§ Goal of the exercise:
Images are not part of the copy; write out the rest of the data exactly as given.

** START OF Entries supplied **

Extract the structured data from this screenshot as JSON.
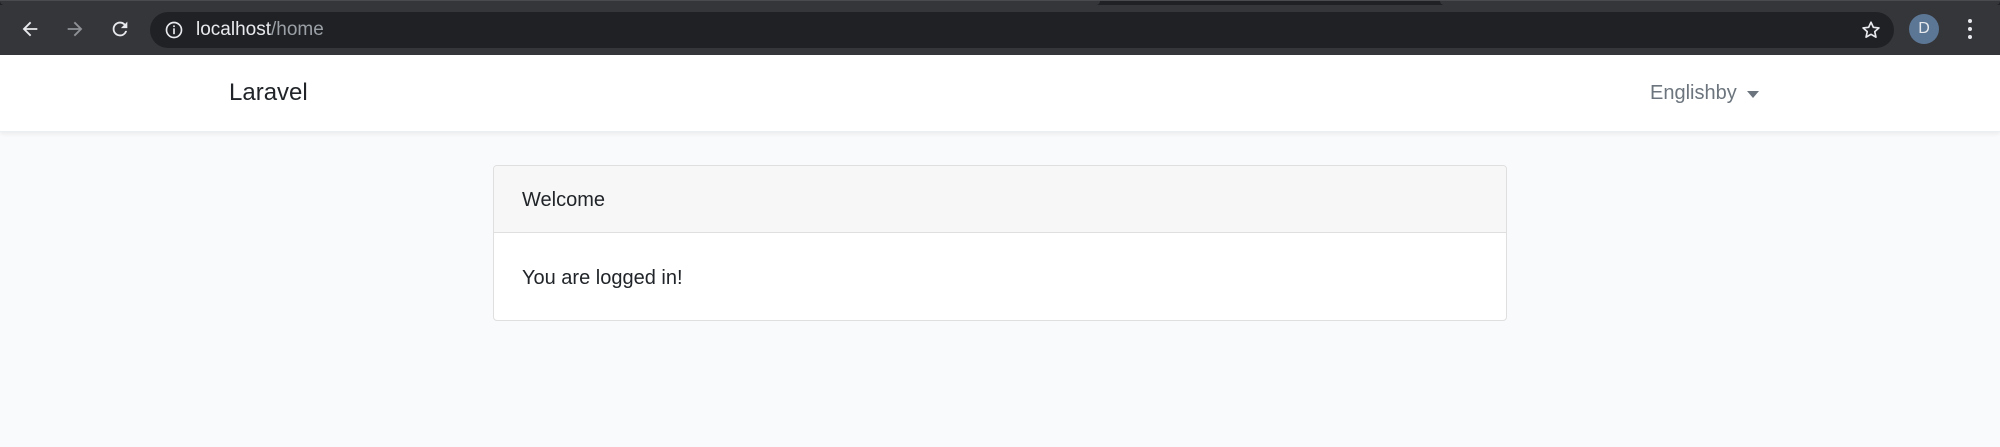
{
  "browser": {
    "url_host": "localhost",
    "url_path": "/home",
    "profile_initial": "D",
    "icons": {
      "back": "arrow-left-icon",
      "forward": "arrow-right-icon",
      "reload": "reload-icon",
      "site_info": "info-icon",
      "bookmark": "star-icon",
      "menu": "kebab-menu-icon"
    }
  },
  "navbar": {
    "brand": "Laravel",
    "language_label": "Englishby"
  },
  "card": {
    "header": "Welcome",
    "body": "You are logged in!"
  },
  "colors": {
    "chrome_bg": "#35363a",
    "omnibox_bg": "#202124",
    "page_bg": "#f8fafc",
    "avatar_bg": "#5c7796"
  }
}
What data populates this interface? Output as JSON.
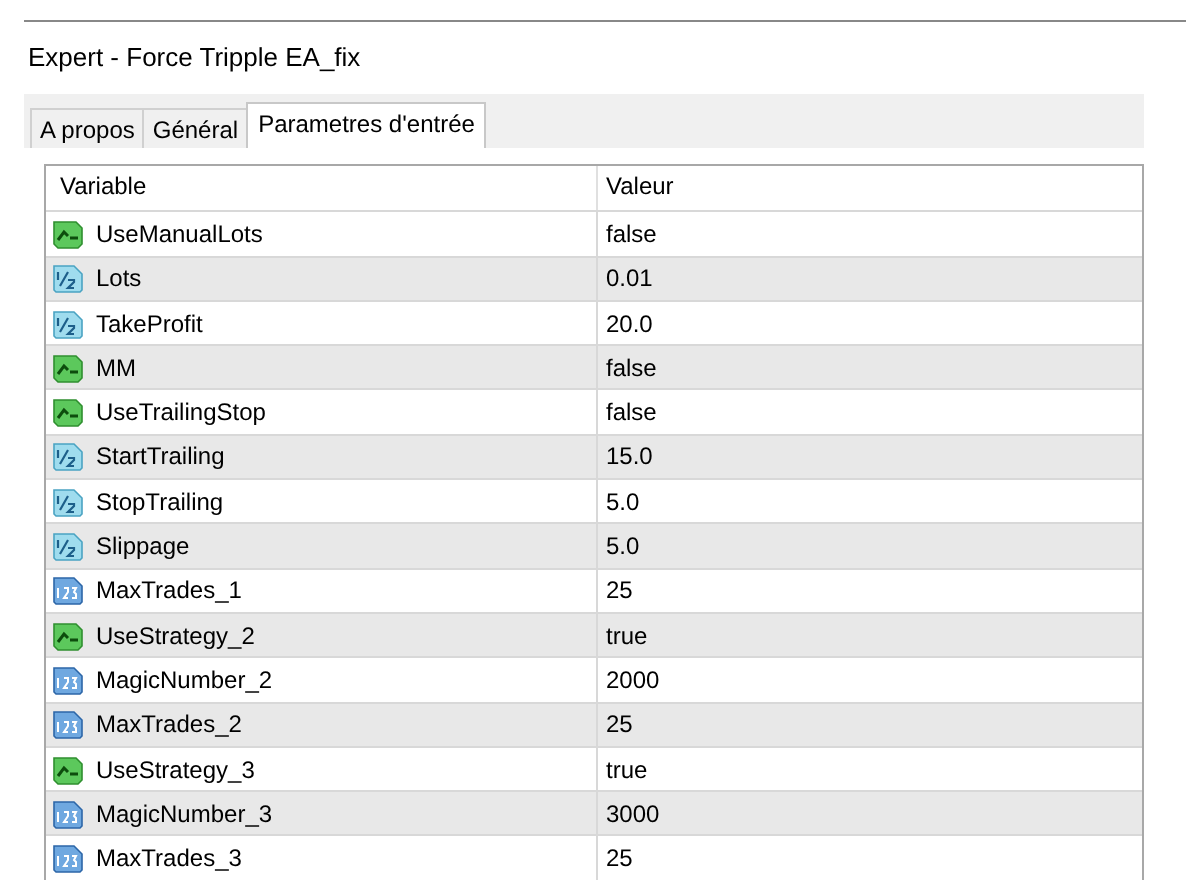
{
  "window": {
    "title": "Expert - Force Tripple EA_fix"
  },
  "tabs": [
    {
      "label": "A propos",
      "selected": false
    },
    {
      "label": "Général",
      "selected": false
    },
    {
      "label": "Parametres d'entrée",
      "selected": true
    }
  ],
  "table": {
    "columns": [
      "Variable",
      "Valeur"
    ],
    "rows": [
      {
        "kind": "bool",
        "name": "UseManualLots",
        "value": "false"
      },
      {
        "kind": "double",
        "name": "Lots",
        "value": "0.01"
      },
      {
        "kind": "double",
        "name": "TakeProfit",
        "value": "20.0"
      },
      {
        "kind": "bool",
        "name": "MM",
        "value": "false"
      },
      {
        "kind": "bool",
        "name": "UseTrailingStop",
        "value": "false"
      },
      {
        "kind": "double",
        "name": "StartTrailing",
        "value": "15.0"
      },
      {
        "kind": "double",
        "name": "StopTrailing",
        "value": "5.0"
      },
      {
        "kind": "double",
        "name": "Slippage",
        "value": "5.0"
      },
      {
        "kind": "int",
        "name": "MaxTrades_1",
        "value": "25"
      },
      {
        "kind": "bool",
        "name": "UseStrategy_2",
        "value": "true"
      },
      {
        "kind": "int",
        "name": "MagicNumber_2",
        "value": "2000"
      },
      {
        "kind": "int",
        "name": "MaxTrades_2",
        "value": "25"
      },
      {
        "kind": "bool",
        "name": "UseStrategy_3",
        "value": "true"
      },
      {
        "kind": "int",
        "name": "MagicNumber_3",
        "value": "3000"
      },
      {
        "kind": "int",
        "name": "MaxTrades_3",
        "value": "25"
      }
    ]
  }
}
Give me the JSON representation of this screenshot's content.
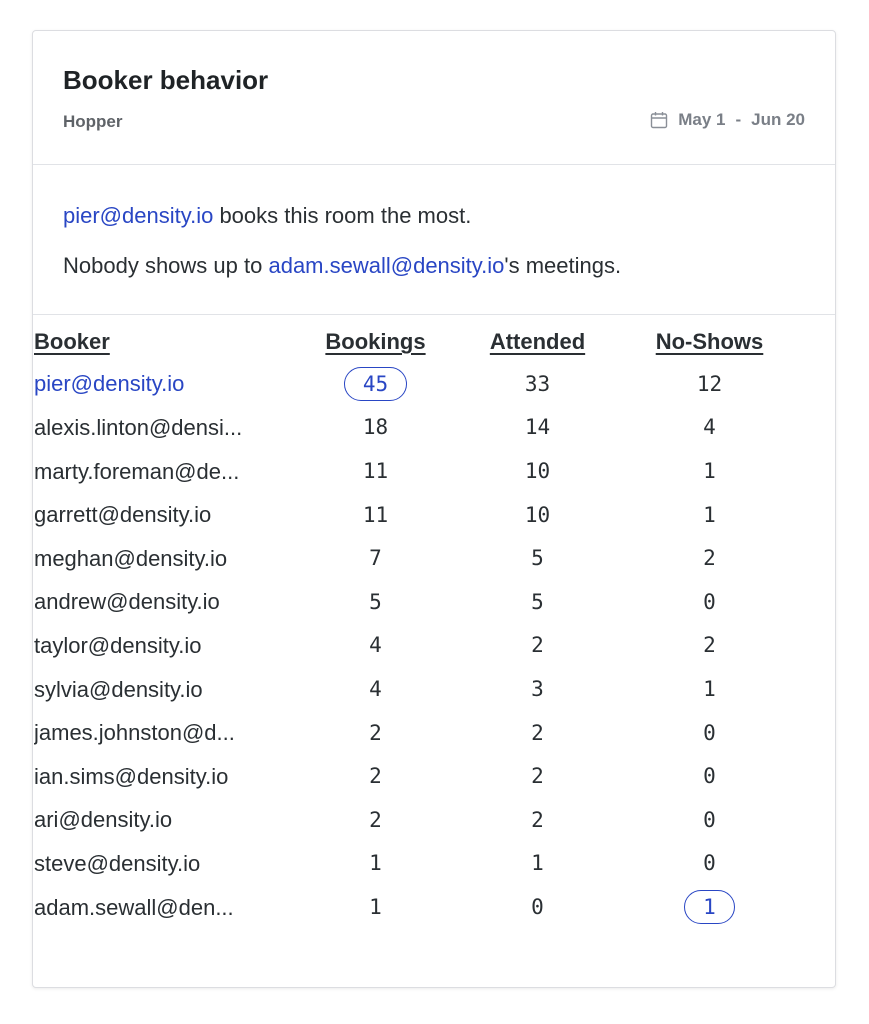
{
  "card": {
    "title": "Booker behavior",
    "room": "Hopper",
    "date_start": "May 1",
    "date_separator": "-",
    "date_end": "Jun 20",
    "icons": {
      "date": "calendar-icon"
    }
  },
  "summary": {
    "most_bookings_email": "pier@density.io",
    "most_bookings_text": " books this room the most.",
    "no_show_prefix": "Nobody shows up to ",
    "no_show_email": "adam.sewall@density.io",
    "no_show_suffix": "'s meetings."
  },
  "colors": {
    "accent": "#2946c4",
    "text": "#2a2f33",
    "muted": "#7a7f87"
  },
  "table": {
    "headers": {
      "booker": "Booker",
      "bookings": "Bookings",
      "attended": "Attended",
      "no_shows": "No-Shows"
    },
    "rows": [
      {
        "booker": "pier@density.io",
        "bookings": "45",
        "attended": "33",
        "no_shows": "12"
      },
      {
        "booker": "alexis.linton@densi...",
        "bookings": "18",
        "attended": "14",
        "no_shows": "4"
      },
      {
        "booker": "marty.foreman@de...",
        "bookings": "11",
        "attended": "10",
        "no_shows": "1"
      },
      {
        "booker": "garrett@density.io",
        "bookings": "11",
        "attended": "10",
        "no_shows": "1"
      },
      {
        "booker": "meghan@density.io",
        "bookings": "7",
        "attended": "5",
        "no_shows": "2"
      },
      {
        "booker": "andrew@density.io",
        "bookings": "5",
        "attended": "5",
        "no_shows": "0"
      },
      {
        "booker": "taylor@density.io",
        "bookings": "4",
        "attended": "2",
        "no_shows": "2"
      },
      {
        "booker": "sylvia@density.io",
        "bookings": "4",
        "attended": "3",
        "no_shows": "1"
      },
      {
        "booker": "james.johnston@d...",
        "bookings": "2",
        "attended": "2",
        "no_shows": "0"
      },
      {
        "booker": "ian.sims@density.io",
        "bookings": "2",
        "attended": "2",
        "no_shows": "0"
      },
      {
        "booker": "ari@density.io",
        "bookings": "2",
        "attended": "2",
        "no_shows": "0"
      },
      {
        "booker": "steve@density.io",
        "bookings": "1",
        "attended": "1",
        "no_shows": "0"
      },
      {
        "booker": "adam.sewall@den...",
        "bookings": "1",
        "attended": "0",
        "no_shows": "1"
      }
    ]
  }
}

** END OF Entries supplied **

§ Exercise solution:
Extract the structured data from this screenshot as JSON.
{
  "browser": {
    "url_host": "localhost",
    "url_path": "/home",
    "profile_initial": "D",
    "icons": {
      "back": "arrow-left-icon",
      "forward": "arrow-right-icon",
      "reload": "reload-icon",
      "site_info": "info-icon",
      "bookmark": "star-icon",
      "menu": "kebab-menu-icon"
    }
  },
  "navbar": {
    "brand": "Laravel",
    "language_label": "Englishby"
  },
  "card": {
    "header": "Welcome",
    "body": "You are logged in!"
  },
  "colors": {
    "chrome_bg": "#35363a",
    "omnibox_bg": "#202124",
    "page_bg": "#f8fafc",
    "avatar_bg": "#5c7796"
  }
}
What data populates this interface? Output as JSON.
{
  "window": {
    "title": "Expert - Force Tripple EA_fix"
  },
  "tabs": [
    {
      "label": "A propos",
      "selected": false
    },
    {
      "label": "Général",
      "selected": false
    },
    {
      "label": "Parametres d'entrée",
      "selected": true
    }
  ],
  "table": {
    "columns": [
      "Variable",
      "Valeur"
    ],
    "rows": [
      {
        "kind": "bool",
        "name": "UseManualLots",
        "value": "false"
      },
      {
        "kind": "double",
        "name": "Lots",
        "value": "0.01"
      },
      {
        "kind": "double",
        "name": "TakeProfit",
        "value": "20.0"
      },
      {
        "kind": "bool",
        "name": "MM",
        "value": "false"
      },
      {
        "kind": "bool",
        "name": "UseTrailingStop",
        "value": "false"
      },
      {
        "kind": "double",
        "name": "StartTrailing",
        "value": "15.0"
      },
      {
        "kind": "double",
        "name": "StopTrailing",
        "value": "5.0"
      },
      {
        "kind": "double",
        "name": "Slippage",
        "value": "5.0"
      },
      {
        "kind": "int",
        "name": "MaxTrades_1",
        "value": "25"
      },
      {
        "kind": "bool",
        "name": "UseStrategy_2",
        "value": "true"
      },
      {
        "kind": "int",
        "name": "MagicNumber_2",
        "value": "2000"
      },
      {
        "kind": "int",
        "name": "MaxTrades_2",
        "value": "25"
      },
      {
        "kind": "bool",
        "name": "UseStrategy_3",
        "value": "true"
      },
      {
        "kind": "int",
        "name": "MagicNumber_3",
        "value": "3000"
      },
      {
        "kind": "int",
        "name": "MaxTrades_3",
        "value": "25"
      }
    ]
  }
}
Give me the JSON representation of this screenshot's content.
{
  "card": {
    "title": "Booker behavior",
    "room": "Hopper",
    "date_start": "May 1",
    "date_separator": "-",
    "date_end": "Jun 20",
    "icons": {
      "date": "calendar-icon"
    }
  },
  "summary": {
    "most_bookings_email": "pier@density.io",
    "most_bookings_text": " books this room the most.",
    "no_show_prefix": "Nobody shows up to ",
    "no_show_email": "adam.sewall@density.io",
    "no_show_suffix": "'s meetings."
  },
  "colors": {
    "accent": "#2946c4",
    "text": "#2a2f33",
    "muted": "#7a7f87"
  },
  "table": {
    "headers": {
      "booker": "Booker",
      "bookings": "Bookings",
      "attended": "Attended",
      "no_shows": "No-Shows"
    },
    "rows": [
      {
        "booker": "pier@density.io",
        "bookings": "45",
        "attended": "33",
        "no_shows": "12"
      },
      {
        "booker": "alexis.linton@densi...",
        "bookings": "18",
        "attended": "14",
        "no_shows": "4"
      },
      {
        "booker": "marty.foreman@de...",
        "bookings": "11",
        "attended": "10",
        "no_shows": "1"
      },
      {
        "booker": "garrett@density.io",
        "bookings": "11",
        "attended": "10",
        "no_shows": "1"
      },
      {
        "booker": "meghan@density.io",
        "bookings": "7",
        "attended": "5",
        "no_shows": "2"
      },
      {
        "booker": "andrew@density.io",
        "bookings": "5",
        "attended": "5",
        "no_shows": "0"
      },
      {
        "booker": "taylor@density.io",
        "bookings": "4",
        "attended": "2",
        "no_shows": "2"
      },
      {
        "booker": "sylvia@density.io",
        "bookings": "4",
        "attended": "3",
        "no_shows": "1"
      },
      {
        "booker": "james.johnston@d...",
        "bookings": "2",
        "attended": "2",
        "no_shows": "0"
      },
      {
        "booker": "ian.sims@density.io",
        "bookings": "2",
        "attended": "2",
        "no_shows": "0"
      },
      {
        "booker": "ari@density.io",
        "bookings": "2",
        "attended": "2",
        "no_shows": "0"
      },
      {
        "booker": "steve@density.io",
        "bookings": "1",
        "attended": "1",
        "no_shows": "0"
      },
      {
        "booker": "adam.sewall@den...",
        "bookings": "1",
        "attended": "0",
        "no_shows": "1"
      }
    ]
  }
}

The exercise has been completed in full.